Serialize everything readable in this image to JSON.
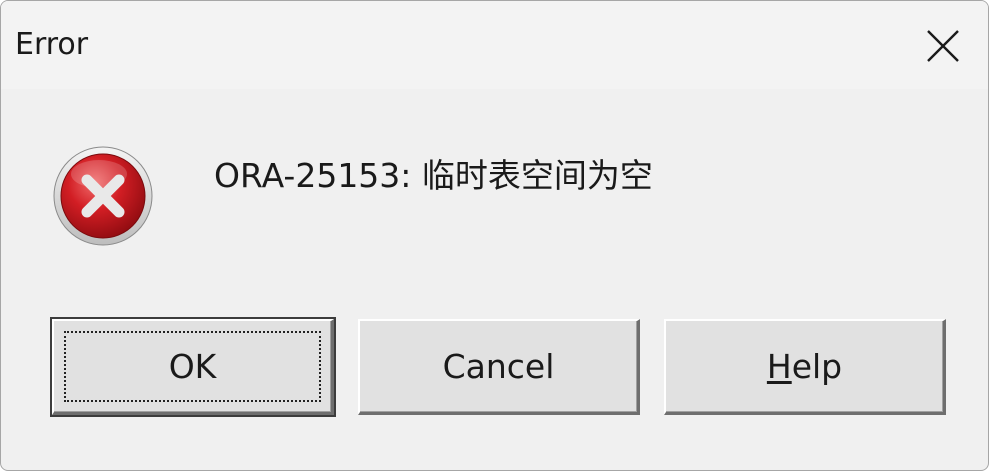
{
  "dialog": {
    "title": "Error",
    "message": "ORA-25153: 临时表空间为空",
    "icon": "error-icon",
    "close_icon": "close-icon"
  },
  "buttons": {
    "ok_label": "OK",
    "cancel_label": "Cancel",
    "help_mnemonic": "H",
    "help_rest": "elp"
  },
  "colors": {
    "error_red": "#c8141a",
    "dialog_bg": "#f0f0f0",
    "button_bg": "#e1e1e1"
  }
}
...
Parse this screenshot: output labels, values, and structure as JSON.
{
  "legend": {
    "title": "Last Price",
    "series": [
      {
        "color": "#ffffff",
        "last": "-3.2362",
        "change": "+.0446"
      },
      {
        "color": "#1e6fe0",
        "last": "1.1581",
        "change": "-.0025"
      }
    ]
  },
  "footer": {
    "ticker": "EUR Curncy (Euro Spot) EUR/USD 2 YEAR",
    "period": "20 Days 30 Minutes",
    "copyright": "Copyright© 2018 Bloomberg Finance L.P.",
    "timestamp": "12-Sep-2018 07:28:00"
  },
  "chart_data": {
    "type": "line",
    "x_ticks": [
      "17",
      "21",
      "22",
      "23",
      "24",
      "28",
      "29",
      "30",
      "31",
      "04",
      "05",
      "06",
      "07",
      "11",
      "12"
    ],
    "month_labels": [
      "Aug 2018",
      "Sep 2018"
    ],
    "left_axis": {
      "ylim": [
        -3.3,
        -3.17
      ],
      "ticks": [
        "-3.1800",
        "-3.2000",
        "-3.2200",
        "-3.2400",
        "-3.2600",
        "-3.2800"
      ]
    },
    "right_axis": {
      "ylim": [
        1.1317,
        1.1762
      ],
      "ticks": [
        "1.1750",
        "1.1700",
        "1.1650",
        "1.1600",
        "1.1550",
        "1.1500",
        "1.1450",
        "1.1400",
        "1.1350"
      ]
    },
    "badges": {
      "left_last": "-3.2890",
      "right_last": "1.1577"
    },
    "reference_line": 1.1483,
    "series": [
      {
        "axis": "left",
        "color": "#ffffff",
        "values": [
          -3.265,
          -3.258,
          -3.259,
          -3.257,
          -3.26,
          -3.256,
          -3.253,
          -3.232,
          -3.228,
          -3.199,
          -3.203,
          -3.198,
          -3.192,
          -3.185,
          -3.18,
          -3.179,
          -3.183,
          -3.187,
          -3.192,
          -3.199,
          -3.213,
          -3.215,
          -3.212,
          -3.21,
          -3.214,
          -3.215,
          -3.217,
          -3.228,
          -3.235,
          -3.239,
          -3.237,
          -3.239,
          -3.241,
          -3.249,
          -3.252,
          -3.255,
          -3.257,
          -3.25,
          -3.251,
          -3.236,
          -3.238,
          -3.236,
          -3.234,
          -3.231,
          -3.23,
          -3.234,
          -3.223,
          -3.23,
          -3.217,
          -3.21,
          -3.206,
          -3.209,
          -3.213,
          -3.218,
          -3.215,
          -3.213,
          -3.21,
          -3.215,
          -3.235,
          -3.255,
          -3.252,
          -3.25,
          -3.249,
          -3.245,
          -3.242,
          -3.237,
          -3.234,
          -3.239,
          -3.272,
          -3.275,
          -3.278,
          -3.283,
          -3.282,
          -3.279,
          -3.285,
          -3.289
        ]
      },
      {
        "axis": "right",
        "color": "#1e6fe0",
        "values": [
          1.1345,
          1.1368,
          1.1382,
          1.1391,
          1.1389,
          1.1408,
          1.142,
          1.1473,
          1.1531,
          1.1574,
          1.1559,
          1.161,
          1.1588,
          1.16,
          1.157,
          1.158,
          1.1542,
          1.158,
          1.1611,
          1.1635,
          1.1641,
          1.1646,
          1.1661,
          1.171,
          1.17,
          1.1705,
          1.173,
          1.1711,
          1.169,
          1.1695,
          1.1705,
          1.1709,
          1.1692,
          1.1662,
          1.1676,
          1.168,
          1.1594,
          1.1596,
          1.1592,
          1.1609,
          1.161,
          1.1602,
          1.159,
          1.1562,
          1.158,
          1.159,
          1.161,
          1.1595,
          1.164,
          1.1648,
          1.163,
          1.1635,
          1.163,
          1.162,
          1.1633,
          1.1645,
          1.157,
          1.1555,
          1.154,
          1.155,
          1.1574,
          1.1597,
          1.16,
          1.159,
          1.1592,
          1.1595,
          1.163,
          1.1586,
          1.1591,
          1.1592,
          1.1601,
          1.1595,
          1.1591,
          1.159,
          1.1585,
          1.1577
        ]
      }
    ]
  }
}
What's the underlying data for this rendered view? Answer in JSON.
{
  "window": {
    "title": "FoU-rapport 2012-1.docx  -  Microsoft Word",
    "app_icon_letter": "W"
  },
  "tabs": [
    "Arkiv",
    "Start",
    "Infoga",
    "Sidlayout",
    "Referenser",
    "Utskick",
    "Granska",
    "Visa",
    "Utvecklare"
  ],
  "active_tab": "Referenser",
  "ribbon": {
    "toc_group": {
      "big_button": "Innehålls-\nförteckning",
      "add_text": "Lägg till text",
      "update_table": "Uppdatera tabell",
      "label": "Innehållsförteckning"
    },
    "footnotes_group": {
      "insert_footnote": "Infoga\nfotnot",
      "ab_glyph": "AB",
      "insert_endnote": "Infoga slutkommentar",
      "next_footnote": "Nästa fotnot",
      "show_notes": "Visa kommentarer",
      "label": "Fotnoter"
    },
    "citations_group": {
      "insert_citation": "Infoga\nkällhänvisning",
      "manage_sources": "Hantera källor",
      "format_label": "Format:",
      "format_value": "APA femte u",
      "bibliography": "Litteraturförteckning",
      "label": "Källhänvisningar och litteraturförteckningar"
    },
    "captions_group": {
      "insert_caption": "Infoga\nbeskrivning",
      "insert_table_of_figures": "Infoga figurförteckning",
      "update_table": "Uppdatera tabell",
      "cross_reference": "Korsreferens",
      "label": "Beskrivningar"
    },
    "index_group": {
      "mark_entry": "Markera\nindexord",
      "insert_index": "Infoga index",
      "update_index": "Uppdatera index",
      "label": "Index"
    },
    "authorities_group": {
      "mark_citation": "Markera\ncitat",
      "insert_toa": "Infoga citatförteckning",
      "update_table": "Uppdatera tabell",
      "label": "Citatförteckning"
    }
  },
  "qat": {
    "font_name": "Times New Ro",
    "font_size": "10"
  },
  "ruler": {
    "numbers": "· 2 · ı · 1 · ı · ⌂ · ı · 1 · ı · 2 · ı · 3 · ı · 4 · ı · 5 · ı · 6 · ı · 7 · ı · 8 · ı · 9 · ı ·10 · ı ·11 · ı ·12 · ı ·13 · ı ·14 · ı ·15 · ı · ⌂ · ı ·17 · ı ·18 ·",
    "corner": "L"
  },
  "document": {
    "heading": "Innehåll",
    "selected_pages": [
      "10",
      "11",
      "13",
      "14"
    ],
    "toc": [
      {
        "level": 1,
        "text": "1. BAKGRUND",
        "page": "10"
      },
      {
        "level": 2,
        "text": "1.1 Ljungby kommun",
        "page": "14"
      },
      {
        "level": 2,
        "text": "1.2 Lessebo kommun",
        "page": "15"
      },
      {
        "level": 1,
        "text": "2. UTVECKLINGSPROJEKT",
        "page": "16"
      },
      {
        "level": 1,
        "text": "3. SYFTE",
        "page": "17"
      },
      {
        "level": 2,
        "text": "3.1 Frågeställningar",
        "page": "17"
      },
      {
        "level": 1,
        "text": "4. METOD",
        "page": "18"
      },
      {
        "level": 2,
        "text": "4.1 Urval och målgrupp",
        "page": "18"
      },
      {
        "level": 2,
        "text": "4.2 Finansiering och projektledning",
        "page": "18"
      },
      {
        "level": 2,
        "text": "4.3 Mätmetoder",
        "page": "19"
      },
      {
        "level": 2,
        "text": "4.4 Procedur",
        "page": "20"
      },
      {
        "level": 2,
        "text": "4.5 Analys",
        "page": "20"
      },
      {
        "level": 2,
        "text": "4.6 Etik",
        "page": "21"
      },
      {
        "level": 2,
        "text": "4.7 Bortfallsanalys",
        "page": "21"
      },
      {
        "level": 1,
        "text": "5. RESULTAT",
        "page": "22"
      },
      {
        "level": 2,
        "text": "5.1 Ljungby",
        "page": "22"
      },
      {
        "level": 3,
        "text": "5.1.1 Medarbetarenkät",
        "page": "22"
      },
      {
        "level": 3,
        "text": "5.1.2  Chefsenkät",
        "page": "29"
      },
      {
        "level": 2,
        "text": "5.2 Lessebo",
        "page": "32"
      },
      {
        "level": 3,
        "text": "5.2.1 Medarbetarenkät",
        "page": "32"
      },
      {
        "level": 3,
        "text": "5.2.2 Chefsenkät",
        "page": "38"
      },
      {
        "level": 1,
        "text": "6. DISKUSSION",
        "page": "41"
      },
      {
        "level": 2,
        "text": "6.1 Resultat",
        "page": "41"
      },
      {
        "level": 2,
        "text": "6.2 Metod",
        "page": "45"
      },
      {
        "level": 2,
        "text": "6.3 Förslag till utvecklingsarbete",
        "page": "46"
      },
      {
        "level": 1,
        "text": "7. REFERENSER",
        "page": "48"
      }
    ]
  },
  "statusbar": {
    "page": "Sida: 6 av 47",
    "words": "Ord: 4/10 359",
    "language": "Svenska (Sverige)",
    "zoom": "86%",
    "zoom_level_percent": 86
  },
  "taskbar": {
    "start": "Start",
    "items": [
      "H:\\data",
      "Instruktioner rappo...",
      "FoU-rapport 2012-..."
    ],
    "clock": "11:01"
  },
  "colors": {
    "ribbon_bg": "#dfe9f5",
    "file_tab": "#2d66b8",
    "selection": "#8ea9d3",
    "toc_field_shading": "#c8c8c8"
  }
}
* * *
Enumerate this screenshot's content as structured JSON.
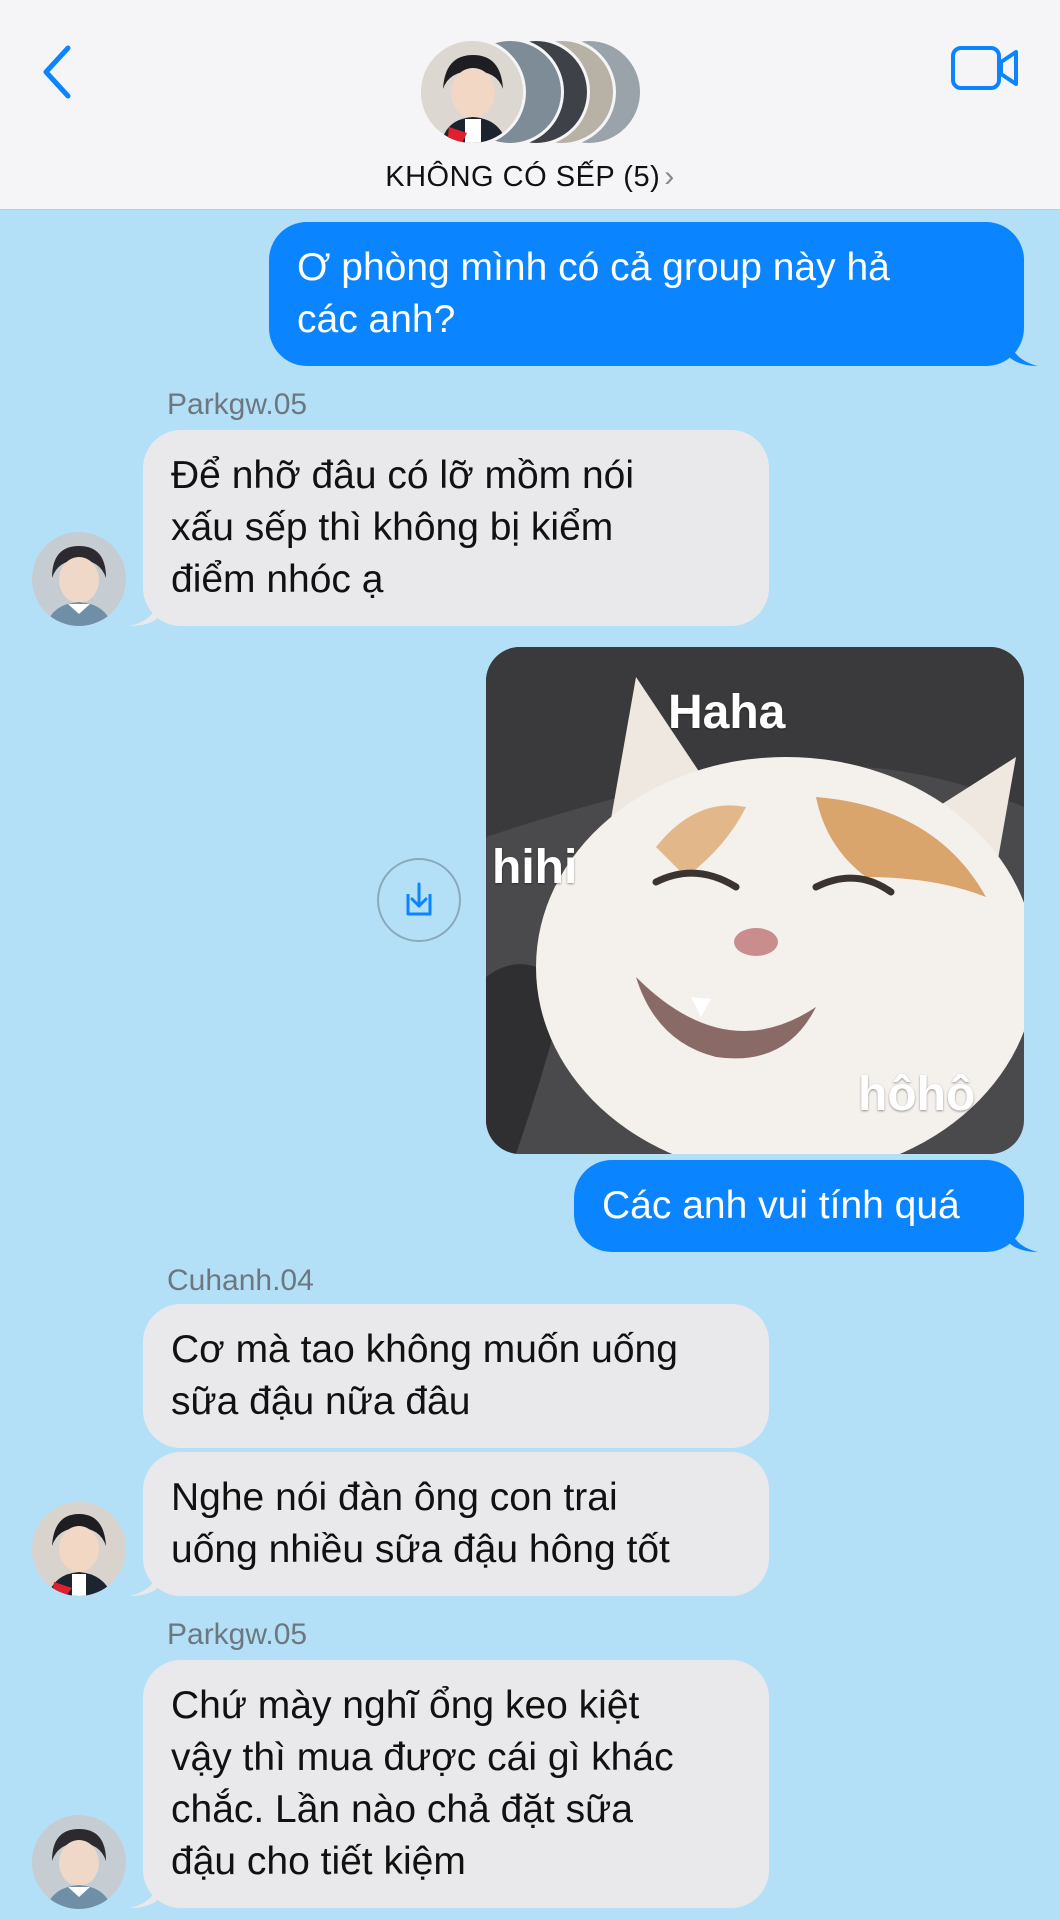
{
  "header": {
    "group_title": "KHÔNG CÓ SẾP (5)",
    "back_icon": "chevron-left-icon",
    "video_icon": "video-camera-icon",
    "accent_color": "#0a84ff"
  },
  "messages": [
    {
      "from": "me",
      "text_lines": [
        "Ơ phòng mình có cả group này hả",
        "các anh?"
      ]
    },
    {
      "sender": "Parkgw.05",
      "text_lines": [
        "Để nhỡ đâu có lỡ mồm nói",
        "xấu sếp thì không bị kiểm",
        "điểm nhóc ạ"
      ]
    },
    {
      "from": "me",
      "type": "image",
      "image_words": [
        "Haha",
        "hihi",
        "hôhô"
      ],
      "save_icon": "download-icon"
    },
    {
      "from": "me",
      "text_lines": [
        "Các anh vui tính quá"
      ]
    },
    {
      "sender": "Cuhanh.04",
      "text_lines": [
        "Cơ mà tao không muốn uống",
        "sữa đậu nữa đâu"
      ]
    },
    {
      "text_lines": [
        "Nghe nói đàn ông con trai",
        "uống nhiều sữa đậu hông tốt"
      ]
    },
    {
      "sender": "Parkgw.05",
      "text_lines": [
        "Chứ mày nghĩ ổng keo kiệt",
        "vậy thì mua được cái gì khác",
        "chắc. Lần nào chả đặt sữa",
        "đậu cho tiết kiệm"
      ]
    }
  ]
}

● Exercise
Working from the listing above, pick out every line that has "Markera" and copy it.

● Answer for this exercise
      "mark_entry": "Markera\nindexord",
      "mark_citation": "Markera\ncitat",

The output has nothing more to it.